* WHAT TO WORK ON
From the entries that follow, pick out all lines holding "text".

(Records from a dataset)
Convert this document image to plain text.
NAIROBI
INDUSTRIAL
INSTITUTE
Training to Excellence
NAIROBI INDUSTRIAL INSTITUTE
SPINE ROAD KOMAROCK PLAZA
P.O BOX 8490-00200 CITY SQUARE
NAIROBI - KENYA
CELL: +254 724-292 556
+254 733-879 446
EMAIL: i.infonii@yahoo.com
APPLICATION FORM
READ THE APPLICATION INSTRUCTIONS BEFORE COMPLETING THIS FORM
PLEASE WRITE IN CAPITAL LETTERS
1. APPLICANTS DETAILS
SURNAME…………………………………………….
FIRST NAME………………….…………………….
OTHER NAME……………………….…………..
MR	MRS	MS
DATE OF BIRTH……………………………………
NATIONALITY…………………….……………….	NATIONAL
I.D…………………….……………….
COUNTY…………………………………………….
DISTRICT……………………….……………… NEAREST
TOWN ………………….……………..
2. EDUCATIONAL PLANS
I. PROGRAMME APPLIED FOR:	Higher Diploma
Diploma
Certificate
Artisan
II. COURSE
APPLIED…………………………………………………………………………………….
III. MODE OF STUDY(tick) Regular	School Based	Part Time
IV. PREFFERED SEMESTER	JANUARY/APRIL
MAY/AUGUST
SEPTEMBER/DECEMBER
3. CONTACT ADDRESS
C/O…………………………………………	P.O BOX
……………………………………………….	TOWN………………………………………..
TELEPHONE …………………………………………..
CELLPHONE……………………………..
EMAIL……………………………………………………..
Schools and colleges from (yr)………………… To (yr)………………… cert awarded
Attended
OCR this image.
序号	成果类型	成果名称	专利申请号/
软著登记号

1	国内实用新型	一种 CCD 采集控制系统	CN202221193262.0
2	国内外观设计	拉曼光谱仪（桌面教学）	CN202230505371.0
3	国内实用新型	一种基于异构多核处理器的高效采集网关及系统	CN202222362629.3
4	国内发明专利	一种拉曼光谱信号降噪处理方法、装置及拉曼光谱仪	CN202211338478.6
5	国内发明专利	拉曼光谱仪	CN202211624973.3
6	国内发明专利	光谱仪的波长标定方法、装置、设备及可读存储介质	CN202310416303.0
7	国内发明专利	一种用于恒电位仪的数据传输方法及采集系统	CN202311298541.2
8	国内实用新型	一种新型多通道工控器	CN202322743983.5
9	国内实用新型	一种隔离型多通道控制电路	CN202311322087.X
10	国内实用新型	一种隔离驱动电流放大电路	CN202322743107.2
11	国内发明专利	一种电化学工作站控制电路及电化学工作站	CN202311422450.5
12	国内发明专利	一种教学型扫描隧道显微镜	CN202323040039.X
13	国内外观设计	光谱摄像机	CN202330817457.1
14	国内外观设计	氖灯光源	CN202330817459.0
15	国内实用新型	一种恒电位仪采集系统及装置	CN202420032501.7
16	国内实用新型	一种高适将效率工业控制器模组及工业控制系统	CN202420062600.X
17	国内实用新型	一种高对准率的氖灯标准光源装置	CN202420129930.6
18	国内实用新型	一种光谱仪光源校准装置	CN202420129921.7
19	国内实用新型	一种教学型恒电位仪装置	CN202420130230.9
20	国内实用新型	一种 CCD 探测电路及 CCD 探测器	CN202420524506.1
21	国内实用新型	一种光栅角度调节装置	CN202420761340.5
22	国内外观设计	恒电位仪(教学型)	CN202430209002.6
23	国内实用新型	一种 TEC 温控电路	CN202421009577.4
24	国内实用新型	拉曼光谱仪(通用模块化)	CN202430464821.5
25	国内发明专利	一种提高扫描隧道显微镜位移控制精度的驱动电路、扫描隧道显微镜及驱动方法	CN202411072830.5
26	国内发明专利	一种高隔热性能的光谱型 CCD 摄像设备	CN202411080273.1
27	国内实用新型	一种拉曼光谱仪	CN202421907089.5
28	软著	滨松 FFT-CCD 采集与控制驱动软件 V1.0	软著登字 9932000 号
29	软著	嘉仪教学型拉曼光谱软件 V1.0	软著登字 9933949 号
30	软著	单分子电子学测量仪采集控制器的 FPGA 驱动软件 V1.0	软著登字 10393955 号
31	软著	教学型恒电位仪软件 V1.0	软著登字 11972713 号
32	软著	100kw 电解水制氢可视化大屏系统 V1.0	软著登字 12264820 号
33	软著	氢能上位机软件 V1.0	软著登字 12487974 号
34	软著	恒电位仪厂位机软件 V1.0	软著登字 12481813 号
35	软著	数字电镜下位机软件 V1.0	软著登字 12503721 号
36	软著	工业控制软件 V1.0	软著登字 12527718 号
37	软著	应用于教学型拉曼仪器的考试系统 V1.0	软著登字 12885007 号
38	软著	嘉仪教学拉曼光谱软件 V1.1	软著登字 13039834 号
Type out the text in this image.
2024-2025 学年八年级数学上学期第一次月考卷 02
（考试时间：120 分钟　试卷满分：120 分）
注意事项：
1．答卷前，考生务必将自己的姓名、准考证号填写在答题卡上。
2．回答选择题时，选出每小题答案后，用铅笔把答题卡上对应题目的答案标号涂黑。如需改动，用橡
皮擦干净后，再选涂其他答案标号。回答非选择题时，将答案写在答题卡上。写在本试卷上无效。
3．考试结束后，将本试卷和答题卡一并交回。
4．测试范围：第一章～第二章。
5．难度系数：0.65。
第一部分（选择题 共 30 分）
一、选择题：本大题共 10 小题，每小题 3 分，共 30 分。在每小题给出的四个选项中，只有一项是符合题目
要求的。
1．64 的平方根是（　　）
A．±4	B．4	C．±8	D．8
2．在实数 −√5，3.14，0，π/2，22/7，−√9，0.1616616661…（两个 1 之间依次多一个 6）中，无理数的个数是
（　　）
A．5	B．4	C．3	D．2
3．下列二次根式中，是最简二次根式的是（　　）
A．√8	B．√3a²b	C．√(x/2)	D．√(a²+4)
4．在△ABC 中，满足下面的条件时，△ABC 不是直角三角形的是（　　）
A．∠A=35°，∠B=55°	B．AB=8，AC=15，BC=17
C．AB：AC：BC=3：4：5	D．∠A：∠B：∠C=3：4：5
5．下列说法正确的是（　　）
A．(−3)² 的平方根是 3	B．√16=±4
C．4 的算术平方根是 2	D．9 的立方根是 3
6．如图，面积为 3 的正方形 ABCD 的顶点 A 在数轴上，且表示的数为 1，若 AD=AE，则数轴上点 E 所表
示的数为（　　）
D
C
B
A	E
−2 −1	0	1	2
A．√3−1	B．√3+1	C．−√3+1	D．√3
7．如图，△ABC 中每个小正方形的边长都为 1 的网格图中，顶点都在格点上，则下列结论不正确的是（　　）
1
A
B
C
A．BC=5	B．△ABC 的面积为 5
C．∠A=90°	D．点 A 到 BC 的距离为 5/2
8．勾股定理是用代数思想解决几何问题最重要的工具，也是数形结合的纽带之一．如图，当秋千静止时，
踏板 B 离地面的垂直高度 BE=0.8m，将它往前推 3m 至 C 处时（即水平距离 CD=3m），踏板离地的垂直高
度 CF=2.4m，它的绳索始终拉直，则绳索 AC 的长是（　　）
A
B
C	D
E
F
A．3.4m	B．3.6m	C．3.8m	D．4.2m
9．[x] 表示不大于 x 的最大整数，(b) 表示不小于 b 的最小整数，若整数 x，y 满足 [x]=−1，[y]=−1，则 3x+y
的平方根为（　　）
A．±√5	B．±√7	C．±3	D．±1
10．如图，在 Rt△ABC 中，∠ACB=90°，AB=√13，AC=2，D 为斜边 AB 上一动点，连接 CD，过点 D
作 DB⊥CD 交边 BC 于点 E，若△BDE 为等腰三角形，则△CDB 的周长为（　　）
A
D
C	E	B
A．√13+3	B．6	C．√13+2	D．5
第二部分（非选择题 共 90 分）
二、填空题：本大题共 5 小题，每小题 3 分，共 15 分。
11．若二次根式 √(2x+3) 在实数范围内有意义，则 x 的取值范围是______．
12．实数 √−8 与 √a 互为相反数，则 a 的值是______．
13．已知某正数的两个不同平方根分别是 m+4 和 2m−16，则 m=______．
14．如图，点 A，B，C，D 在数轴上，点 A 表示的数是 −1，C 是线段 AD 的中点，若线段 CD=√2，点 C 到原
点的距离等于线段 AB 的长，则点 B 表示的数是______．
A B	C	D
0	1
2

* FULL ANSWER
Convert this document image to plain text.
Type out the text in this image.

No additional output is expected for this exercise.